* _Records for processing_:
========

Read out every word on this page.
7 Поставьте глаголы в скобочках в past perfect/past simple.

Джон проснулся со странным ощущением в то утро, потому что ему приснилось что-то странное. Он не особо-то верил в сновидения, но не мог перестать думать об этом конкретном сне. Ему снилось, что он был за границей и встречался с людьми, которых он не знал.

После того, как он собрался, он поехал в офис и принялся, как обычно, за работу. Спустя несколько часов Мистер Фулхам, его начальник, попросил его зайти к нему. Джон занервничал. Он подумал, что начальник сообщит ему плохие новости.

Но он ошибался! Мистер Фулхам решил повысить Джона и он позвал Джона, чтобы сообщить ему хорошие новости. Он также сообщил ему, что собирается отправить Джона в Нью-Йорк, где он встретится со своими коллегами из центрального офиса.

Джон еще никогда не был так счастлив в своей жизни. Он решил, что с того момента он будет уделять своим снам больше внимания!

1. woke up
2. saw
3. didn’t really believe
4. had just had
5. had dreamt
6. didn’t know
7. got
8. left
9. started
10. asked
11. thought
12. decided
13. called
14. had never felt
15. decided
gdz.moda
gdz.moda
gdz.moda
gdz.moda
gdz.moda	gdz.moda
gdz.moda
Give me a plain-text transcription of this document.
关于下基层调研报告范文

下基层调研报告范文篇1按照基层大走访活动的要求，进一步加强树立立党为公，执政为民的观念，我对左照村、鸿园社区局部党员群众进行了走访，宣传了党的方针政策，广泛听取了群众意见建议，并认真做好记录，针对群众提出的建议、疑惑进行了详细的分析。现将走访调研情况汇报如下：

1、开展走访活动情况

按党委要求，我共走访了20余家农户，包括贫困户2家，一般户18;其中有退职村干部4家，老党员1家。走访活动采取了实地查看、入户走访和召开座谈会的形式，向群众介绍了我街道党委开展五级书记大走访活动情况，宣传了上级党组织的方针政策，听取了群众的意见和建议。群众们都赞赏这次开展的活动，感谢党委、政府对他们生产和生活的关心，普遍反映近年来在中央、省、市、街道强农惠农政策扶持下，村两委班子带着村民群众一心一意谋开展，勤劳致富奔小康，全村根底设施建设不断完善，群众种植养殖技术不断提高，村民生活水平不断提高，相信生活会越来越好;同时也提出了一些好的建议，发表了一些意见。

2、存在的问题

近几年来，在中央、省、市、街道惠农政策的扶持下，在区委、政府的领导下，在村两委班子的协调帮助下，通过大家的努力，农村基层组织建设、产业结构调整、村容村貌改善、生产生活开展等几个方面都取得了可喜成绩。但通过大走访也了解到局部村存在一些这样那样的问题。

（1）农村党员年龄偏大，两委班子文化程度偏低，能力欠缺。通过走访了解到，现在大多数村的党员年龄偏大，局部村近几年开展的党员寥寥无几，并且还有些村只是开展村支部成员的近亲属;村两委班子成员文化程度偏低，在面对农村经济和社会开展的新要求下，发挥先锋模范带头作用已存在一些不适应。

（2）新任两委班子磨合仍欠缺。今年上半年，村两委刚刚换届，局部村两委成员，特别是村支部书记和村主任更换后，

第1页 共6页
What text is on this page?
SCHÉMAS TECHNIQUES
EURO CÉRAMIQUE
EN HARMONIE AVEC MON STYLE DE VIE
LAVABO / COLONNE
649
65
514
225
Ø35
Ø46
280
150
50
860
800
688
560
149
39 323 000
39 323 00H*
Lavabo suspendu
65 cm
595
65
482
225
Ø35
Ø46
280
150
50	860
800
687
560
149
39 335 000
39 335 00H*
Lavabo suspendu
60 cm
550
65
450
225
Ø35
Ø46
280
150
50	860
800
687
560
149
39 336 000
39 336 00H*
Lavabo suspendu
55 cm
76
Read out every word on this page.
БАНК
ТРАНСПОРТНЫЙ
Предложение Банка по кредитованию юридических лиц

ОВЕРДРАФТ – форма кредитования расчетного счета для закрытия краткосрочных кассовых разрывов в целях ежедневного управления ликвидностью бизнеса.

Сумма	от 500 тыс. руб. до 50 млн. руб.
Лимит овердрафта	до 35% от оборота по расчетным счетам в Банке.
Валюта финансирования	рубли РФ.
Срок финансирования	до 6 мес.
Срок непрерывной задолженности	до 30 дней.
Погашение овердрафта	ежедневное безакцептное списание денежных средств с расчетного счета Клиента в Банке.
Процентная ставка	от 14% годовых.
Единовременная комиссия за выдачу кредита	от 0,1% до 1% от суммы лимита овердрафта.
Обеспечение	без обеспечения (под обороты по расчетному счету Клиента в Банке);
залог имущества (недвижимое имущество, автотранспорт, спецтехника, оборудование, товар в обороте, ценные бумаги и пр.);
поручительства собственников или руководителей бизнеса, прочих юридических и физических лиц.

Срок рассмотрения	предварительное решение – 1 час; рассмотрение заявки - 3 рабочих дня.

========

* _Exercise brief_:
Reproduce the data in its entirety, matching each character.

* _Task solution_:
Read out every word on this page.
7 Поставьте глаголы в скобочках в past perfect/past simple.

Джон проснулся со странным ощущением в то утро, потому что ему приснилось что-то странное. Он не особо-то верил в сновидения, но не мог перестать думать об этом конкретном сне. Ему снилось, что он был за границей и встречался с людьми, которых он не знал.

После того, как он собрался, он поехал в офис и принялся, как обычно, за работу. Спустя несколько часов Мистер Фулхам, его начальник, попросил его зайти к нему. Джон занервничал. Он подумал, что начальник сообщит ему плохие новости.

Но он ошибался! Мистер Фулхам решил повысить Джона и он позвал Джона, чтобы сообщить ему хорошие новости. Он также сообщил ему, что собирается отправить Джона в Нью-Йорк, где он встретится со своими коллегами из центрального офиса.

Джон еще никогда не был так счастлив в своей жизни. Он решил, что с того момента он будет уделять своим снам больше внимания!

1. woke up
2. saw
3. didn’t really believe
4. had just had
5. had dreamt
6. didn’t know
7. got
8. left
9. started
10. asked
11. thought
12. decided
13. called
14. had never felt
15. decided
gdz.moda
gdz.moda
gdz.moda
gdz.moda
gdz.moda	gdz.moda
gdz.moda
Give me a plain-text transcription of this document.
关于下基层调研报告范文

下基层调研报告范文篇1按照基层大走访活动的要求，进一步加强树立立党为公，执政为民的观念，我对左照村、鸿园社区局部党员群众进行了走访，宣传了党的方针政策，广泛听取了群众意见建议，并认真做好记录，针对群众提出的建议、疑惑进行了详细的分析。现将走访调研情况汇报如下：

1、开展走访活动情况

按党委要求，我共走访了20余家农户，包括贫困户2家，一般户18;其中有退职村干部4家，老党员1家。走访活动采取了实地查看、入户走访和召开座谈会的形式，向群众介绍了我街道党委开展五级书记大走访活动情况，宣传了上级党组织的方针政策，听取了群众的意见和建议。群众们都赞赏这次开展的活动，感谢党委、政府对他们生产和生活的关心，普遍反映近年来在中央、省、市、街道强农惠农政策扶持下，村两委班子带着村民群众一心一意谋开展，勤劳致富奔小康，全村根底设施建设不断完善，群众种植养殖技术不断提高，村民生活水平不断提高，相信生活会越来越好;同时也提出了一些好的建议，发表了一些意见。

2、存在的问题

近几年来，在中央、省、市、街道惠农政策的扶持下，在区委、政府的领导下，在村两委班子的协调帮助下，通过大家的努力，农村基层组织建设、产业结构调整、村容村貌改善、生产生活开展等几个方面都取得了可喜成绩。但通过大走访也了解到局部村存在一些这样那样的问题。

（1）农村党员年龄偏大，两委班子文化程度偏低，能力欠缺。通过走访了解到，现在大多数村的党员年龄偏大，局部村近几年开展的党员寥寥无几，并且还有些村只是开展村支部成员的近亲属;村两委班子成员文化程度偏低，在面对农村经济和社会开展的新要求下，发挥先锋模范带头作用已存在一些不适应。

（2）新任两委班子磨合仍欠缺。今年上半年，村两委刚刚换届，局部村两委成员，特别是村支部书记和村主任更换后，

第1页 共6页
What text is on this page?
SCHÉMAS TECHNIQUES
EURO CÉRAMIQUE
EN HARMONIE AVEC MON STYLE DE VIE
LAVABO / COLONNE
649
65
514
225
Ø35
Ø46
280
150
50
860
800
688
560
149
39 323 000
39 323 00H*
Lavabo suspendu
65 cm
595
65
482
225
Ø35
Ø46
280
150
50	860
800
687
560
149
39 335 000
39 335 00H*
Lavabo suspendu
60 cm
550
65
450
225
Ø35
Ø46
280
150
50	860
800
687
560
149
39 336 000
39 336 00H*
Lavabo suspendu
55 cm
76
Read out every word on this page.
БАНК
ТРАНСПОРТНЫЙ
Предложение Банка по кредитованию юридических лиц

ОВЕРДРАФТ – форма кредитования расчетного счета для закрытия краткосрочных кассовых разрывов в целях ежедневного управления ликвидностью бизнеса.

Сумма	от 500 тыс. руб. до 50 млн. руб.
Лимит овердрафта	до 35% от оборота по расчетным счетам в Банке.
Валюта финансирования	рубли РФ.
Срок финансирования	до 6 мес.
Срок непрерывной задолженности	до 30 дней.
Погашение овердрафта	ежедневное безакцептное списание денежных средств с расчетного счета Клиента в Банке.
Процентная ставка	от 14% годовых.
Единовременная комиссия за выдачу кредита	от 0,1% до 1% от суммы лимита овердрафта.
Обеспечение	без обеспечения (под обороты по расчетному счету Клиента в Банке);
залог имущества (недвижимое имущество, автотранспорт, спецтехника, оборудование, товар в обороте, ценные бумаги и пр.);
поручительства собственников или руководителей бизнеса, прочих юридических и физических лиц.

Срок рассмотрения	предварительное решение – 1 час; рассмотрение заявки - 3 рабочих дня.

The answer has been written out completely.